• Goal
Search the data for the word "JSON". Reproduce every line where it is found.

Figure content listings:
* begin *
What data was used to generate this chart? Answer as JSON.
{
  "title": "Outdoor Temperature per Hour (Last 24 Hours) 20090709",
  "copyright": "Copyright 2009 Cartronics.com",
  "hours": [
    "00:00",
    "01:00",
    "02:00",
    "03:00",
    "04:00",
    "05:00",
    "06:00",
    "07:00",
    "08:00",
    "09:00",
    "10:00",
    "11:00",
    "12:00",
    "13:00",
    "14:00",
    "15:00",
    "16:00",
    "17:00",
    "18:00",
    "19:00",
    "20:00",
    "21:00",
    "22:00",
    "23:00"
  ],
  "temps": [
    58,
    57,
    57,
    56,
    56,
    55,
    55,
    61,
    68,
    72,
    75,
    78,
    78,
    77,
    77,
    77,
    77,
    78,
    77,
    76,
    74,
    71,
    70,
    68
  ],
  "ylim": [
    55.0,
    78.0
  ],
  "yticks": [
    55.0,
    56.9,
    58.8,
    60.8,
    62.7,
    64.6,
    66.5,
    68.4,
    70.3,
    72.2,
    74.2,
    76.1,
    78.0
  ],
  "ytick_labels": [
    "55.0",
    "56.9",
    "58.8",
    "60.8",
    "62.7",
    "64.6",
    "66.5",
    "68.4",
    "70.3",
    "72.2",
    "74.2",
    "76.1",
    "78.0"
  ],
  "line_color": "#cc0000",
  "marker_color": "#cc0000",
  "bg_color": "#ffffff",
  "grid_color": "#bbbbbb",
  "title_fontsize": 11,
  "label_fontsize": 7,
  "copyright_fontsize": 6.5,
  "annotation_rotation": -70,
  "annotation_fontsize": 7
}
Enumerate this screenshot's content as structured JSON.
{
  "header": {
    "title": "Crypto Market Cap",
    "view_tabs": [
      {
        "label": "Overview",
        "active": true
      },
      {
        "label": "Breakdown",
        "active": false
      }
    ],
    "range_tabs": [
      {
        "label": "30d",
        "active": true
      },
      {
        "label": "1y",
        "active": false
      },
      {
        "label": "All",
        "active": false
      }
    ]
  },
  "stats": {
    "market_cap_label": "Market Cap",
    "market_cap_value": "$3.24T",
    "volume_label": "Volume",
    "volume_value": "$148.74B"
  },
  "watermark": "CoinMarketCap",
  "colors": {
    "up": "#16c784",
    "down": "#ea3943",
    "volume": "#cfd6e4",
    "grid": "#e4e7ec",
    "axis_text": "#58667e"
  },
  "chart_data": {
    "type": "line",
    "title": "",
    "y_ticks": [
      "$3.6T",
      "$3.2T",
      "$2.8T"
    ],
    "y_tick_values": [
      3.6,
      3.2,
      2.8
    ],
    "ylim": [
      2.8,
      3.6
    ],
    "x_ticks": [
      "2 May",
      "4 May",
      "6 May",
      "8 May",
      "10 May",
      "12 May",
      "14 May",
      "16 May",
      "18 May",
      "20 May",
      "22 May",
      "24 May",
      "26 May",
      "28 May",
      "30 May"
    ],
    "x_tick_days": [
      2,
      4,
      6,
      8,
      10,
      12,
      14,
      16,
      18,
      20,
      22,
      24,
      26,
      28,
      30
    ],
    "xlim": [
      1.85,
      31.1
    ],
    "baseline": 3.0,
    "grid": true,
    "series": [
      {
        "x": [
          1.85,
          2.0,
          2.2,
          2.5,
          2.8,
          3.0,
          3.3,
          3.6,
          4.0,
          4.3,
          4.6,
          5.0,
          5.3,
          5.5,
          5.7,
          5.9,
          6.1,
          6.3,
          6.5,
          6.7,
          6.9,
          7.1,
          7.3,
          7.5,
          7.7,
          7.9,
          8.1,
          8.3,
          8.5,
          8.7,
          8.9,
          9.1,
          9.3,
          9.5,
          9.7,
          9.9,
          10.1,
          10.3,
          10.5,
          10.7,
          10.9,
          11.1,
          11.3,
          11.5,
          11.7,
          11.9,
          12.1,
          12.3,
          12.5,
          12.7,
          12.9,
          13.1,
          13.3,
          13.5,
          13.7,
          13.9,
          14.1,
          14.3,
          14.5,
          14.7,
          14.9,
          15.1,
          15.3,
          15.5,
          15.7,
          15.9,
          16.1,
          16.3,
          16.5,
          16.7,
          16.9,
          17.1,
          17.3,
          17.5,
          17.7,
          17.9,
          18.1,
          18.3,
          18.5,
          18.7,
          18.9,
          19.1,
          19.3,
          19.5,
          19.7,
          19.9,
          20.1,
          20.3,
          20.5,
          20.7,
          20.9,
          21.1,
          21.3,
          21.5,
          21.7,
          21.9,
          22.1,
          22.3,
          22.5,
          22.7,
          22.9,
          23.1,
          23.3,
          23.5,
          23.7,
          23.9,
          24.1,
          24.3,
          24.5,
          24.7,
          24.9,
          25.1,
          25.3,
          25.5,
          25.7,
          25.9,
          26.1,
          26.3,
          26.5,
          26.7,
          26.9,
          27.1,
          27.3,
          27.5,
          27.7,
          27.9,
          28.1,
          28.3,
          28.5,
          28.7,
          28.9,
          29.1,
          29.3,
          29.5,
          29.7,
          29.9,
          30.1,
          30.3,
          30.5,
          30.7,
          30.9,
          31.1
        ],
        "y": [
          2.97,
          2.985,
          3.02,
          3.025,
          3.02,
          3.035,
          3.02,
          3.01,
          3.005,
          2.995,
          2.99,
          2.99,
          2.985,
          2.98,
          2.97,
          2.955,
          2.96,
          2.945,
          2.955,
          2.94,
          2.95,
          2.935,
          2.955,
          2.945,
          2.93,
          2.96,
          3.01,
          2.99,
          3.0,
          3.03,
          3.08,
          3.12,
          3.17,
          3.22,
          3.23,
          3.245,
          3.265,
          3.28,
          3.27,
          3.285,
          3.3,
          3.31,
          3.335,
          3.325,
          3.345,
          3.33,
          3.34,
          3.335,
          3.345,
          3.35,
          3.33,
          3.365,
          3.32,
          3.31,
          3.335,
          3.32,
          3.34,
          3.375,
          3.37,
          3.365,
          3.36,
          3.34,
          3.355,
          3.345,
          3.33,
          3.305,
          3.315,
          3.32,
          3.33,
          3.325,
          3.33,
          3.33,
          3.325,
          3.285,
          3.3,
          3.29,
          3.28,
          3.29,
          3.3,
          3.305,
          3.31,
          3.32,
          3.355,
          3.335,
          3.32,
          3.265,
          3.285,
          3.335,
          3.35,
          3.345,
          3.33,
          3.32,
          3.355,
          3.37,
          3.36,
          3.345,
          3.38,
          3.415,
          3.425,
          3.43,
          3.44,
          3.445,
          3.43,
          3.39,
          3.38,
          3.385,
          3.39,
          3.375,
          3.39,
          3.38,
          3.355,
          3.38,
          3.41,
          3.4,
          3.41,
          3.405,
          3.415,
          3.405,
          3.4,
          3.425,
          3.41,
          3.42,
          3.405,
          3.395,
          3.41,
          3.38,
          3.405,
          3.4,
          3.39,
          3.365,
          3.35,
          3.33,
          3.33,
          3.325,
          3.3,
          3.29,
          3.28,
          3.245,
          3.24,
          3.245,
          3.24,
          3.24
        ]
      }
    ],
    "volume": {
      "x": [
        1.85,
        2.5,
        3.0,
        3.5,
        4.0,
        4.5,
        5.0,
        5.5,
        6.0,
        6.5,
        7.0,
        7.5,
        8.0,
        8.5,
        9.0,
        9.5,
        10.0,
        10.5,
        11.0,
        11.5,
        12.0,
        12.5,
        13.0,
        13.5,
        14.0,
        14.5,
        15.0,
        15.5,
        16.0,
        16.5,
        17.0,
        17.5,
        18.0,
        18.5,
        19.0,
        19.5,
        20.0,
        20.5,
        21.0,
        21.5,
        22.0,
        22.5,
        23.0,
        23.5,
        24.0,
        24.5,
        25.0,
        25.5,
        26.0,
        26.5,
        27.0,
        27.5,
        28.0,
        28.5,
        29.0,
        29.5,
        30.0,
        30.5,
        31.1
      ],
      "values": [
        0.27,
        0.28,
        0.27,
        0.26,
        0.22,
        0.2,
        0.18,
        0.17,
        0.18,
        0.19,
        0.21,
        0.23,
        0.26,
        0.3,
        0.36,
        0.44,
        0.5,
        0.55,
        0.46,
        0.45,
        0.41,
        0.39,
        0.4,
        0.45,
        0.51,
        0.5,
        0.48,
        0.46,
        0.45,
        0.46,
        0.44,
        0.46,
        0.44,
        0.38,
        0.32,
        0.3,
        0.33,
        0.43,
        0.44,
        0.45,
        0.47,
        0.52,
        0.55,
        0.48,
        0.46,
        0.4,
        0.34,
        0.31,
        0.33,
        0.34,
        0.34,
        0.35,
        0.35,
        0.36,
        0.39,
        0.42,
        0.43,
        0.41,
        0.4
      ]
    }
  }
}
* end *
• Complete response
What data was used to generate this chart? Answer as JSON.
Enumerate this screenshot's content as structured JSON.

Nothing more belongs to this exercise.